Write the material out again in full, word for word. Do not include the pictures.

* _RECORDS SHOWN_:
++++++

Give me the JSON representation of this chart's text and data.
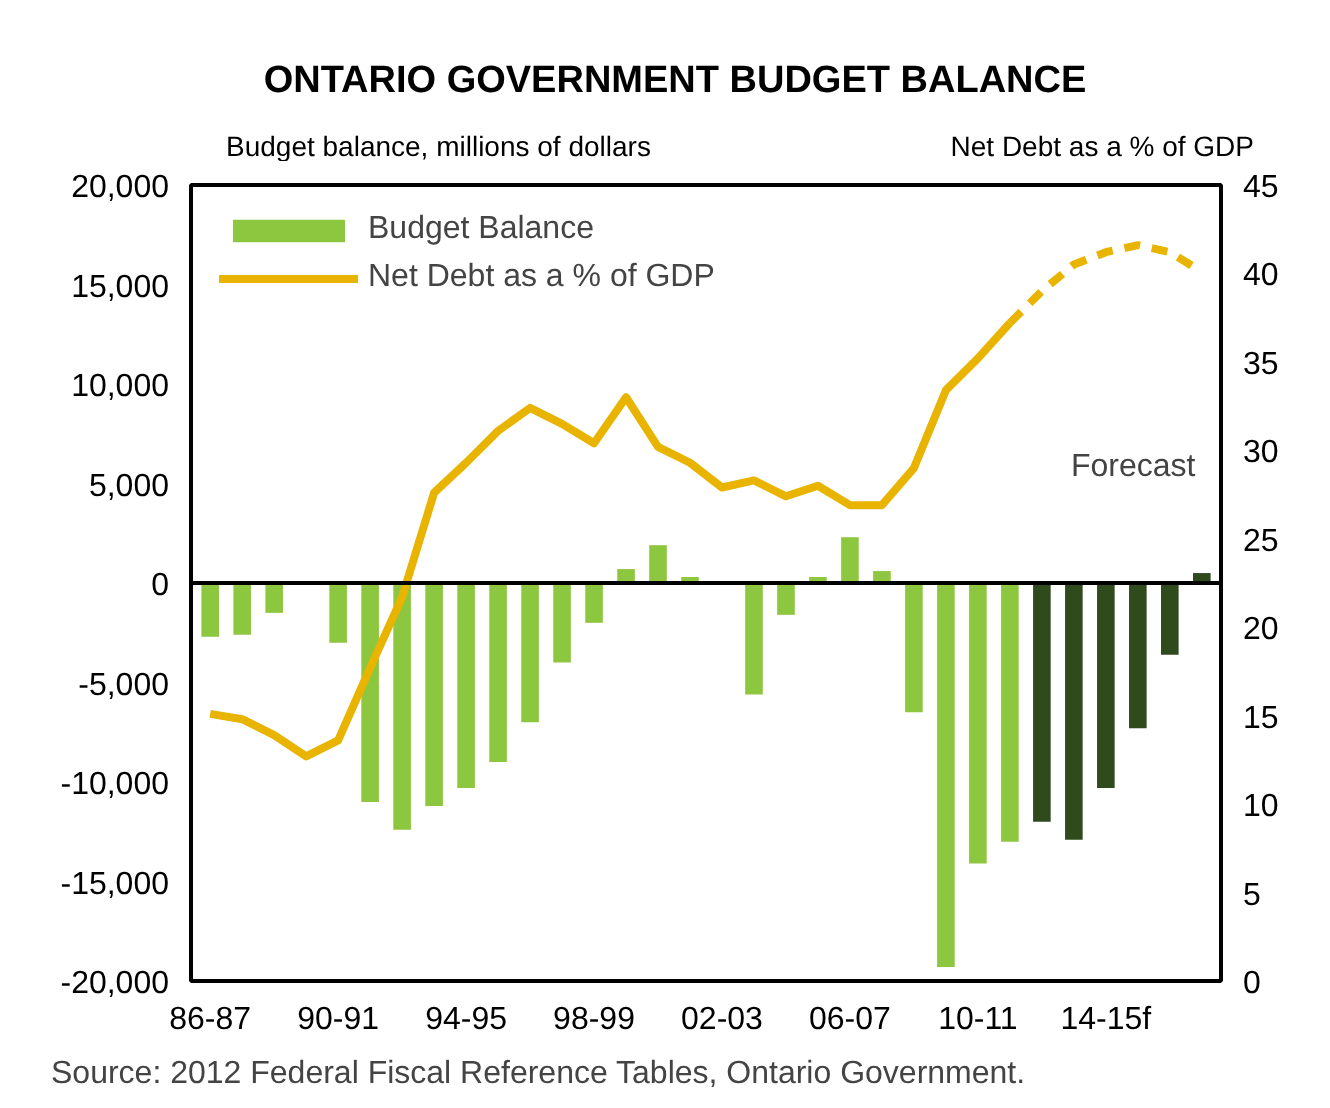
{
  "chart_data": {
    "type": "bar",
    "title": "ONTARIO GOVERNMENT BUDGET BALANCE",
    "ylabel": "Budget balance, millions of dollars",
    "y2label": "Net Debt as a % of GDP",
    "categories": [
      "86-87",
      null,
      null,
      null,
      "90-91",
      null,
      null,
      null,
      "94-95",
      null,
      null,
      null,
      "98-99",
      null,
      null,
      null,
      "02-03",
      null,
      null,
      null,
      "06-07",
      null,
      null,
      null,
      "10-11",
      null,
      null,
      null,
      "14-15f",
      null,
      null,
      null
    ],
    "series": [
      {
        "name": "Budget Balance",
        "color": "#8dc63f",
        "colors": [
          "#8dc63f",
          "#8dc63f",
          "#8dc63f",
          "#8dc63f",
          "#8dc63f",
          "#8dc63f",
          "#8dc63f",
          "#8dc63f",
          "#8dc63f",
          "#8dc63f",
          "#8dc63f",
          "#8dc63f",
          "#8dc63f",
          "#8dc63f",
          "#8dc63f",
          "#8dc63f",
          "#8dc63f",
          "#8dc63f",
          "#8dc63f",
          "#8dc63f",
          "#8dc63f",
          "#8dc63f",
          "#8dc63f",
          "#8dc63f",
          "#8dc63f",
          "#8dc63f",
          "#2f4a1c",
          "#2f4a1c",
          "#2f4a1c",
          "#2f4a1c",
          "#2f4a1c",
          "#2f4a1c"
        ],
        "values": [
          -2700,
          -2600,
          -1500,
          0,
          -3000,
          -11000,
          -12400,
          -11200,
          -10300,
          -9000,
          -7000,
          -4000,
          -2000,
          700,
          1900,
          300,
          null,
          -5600,
          -1600,
          300,
          2300,
          600,
          -6500,
          -19300,
          -14100,
          -13000,
          -12000,
          -12900,
          -10300,
          -7300,
          -3600,
          500
        ]
      },
      {
        "name": "Net Debt as a % of GDP",
        "type": "line",
        "axis": "y2",
        "color": "#e8b400",
        "line_style": "solid",
        "values": [
          15.1,
          14.8,
          13.9,
          12.7,
          13.6,
          17.7,
          21.7,
          27.6,
          29.3,
          31.1,
          32.4,
          31.5,
          30.4,
          33.0,
          30.2,
          29.3,
          27.9,
          28.3,
          27.4,
          28.0,
          26.9,
          26.9,
          29.0,
          33.4,
          35.2,
          37.2,
          null,
          null,
          null,
          null,
          null,
          null
        ]
      },
      {
        "type": "line",
        "axis": "y2",
        "color": "#e8b400",
        "line_style": "dashed",
        "values": [
          null,
          null,
          null,
          null,
          null,
          null,
          null,
          null,
          null,
          null,
          null,
          null,
          null,
          null,
          null,
          null,
          null,
          null,
          null,
          null,
          null,
          null,
          null,
          null,
          null,
          37.2,
          39.0,
          40.5,
          41.2,
          41.6,
          41.2,
          40.1
        ]
      }
    ],
    "ylim": [
      -20000,
      20000
    ],
    "yticks": [
      {
        "value": -20000,
        "label": "-20,000"
      },
      {
        "value": -15000,
        "label": "-15,000"
      },
      {
        "value": -10000,
        "label": "-10,000"
      },
      {
        "value": -5000,
        "label": "-5,000"
      },
      0,
      {
        "value": 5000,
        "label": "5,000"
      },
      {
        "value": 10000,
        "label": "10,000"
      },
      {
        "value": 15000,
        "label": "15,000"
      },
      {
        "value": 20000,
        "label": "20,000"
      }
    ],
    "y2lim": [
      0,
      45
    ],
    "y2ticks": [
      0,
      5,
      10,
      15,
      20,
      25,
      30,
      35,
      40,
      45
    ],
    "ref_lines": [
      {
        "axis": "y",
        "value": 0,
        "color": "#000000"
      }
    ],
    "annotations": [
      "Forecast",
      "Source: 2012 Federal Fiscal Reference Tables, Ontario Government."
    ],
    "legend": "top left",
    "grid": false
  }
}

++++++

* _TASK RESPONSE_:
Give me the JSON representation of this chart's text and data.
{
  "chart_data": {
    "type": "bar",
    "title": "ONTARIO GOVERNMENT BUDGET BALANCE",
    "ylabel": "Budget balance, millions of dollars",
    "y2label": "Net Debt as a % of GDP",
    "categories": [
      "86-87",
      null,
      null,
      null,
      "90-91",
      null,
      null,
      null,
      "94-95",
      null,
      null,
      null,
      "98-99",
      null,
      null,
      null,
      "02-03",
      null,
      null,
      null,
      "06-07",
      null,
      null,
      null,
      "10-11",
      null,
      null,
      null,
      "14-15f",
      null,
      null,
      null
    ],
    "series": [
      {
        "name": "Budget Balance",
        "color": "#8dc63f",
        "colors": [
          "#8dc63f",
          "#8dc63f",
          "#8dc63f",
          "#8dc63f",
          "#8dc63f",
          "#8dc63f",
          "#8dc63f",
          "#8dc63f",
          "#8dc63f",
          "#8dc63f",
          "#8dc63f",
          "#8dc63f",
          "#8dc63f",
          "#8dc63f",
          "#8dc63f",
          "#8dc63f",
          "#8dc63f",
          "#8dc63f",
          "#8dc63f",
          "#8dc63f",
          "#8dc63f",
          "#8dc63f",
          "#8dc63f",
          "#8dc63f",
          "#8dc63f",
          "#8dc63f",
          "#2f4a1c",
          "#2f4a1c",
          "#2f4a1c",
          "#2f4a1c",
          "#2f4a1c",
          "#2f4a1c"
        ],
        "values": [
          -2700,
          -2600,
          -1500,
          0,
          -3000,
          -11000,
          -12400,
          -11200,
          -10300,
          -9000,
          -7000,
          -4000,
          -2000,
          700,
          1900,
          300,
          null,
          -5600,
          -1600,
          300,
          2300,
          600,
          -6500,
          -19300,
          -14100,
          -13000,
          -12000,
          -12900,
          -10300,
          -7300,
          -3600,
          500
        ]
      },
      {
        "name": "Net Debt as a % of GDP",
        "type": "line",
        "axis": "y2",
        "color": "#e8b400",
        "line_style": "solid",
        "values": [
          15.1,
          14.8,
          13.9,
          12.7,
          13.6,
          17.7,
          21.7,
          27.6,
          29.3,
          31.1,
          32.4,
          31.5,
          30.4,
          33.0,
          30.2,
          29.3,
          27.9,
          28.3,
          27.4,
          28.0,
          26.9,
          26.9,
          29.0,
          33.4,
          35.2,
          37.2,
          null,
          null,
          null,
          null,
          null,
          null
        ]
      },
      {
        "type": "line",
        "axis": "y2",
        "color": "#e8b400",
        "line_style": "dashed",
        "values": [
          null,
          null,
          null,
          null,
          null,
          null,
          null,
          null,
          null,
          null,
          null,
          null,
          null,
          null,
          null,
          null,
          null,
          null,
          null,
          null,
          null,
          null,
          null,
          null,
          null,
          37.2,
          39.0,
          40.5,
          41.2,
          41.6,
          41.2,
          40.1
        ]
      }
    ],
    "ylim": [
      -20000,
      20000
    ],
    "yticks": [
      {
        "value": -20000,
        "label": "-20,000"
      },
      {
        "value": -15000,
        "label": "-15,000"
      },
      {
        "value": -10000,
        "label": "-10,000"
      },
      {
        "value": -5000,
        "label": "-5,000"
      },
      0,
      {
        "value": 5000,
        "label": "5,000"
      },
      {
        "value": 10000,
        "label": "10,000"
      },
      {
        "value": 15000,
        "label": "15,000"
      },
      {
        "value": 20000,
        "label": "20,000"
      }
    ],
    "y2lim": [
      0,
      45
    ],
    "y2ticks": [
      0,
      5,
      10,
      15,
      20,
      25,
      30,
      35,
      40,
      45
    ],
    "ref_lines": [
      {
        "axis": "y",
        "value": 0,
        "color": "#000000"
      }
    ],
    "annotations": [
      "Forecast",
      "Source: 2012 Federal Fiscal Reference Tables, Ontario Government."
    ],
    "legend": "top left",
    "grid": false
  }
}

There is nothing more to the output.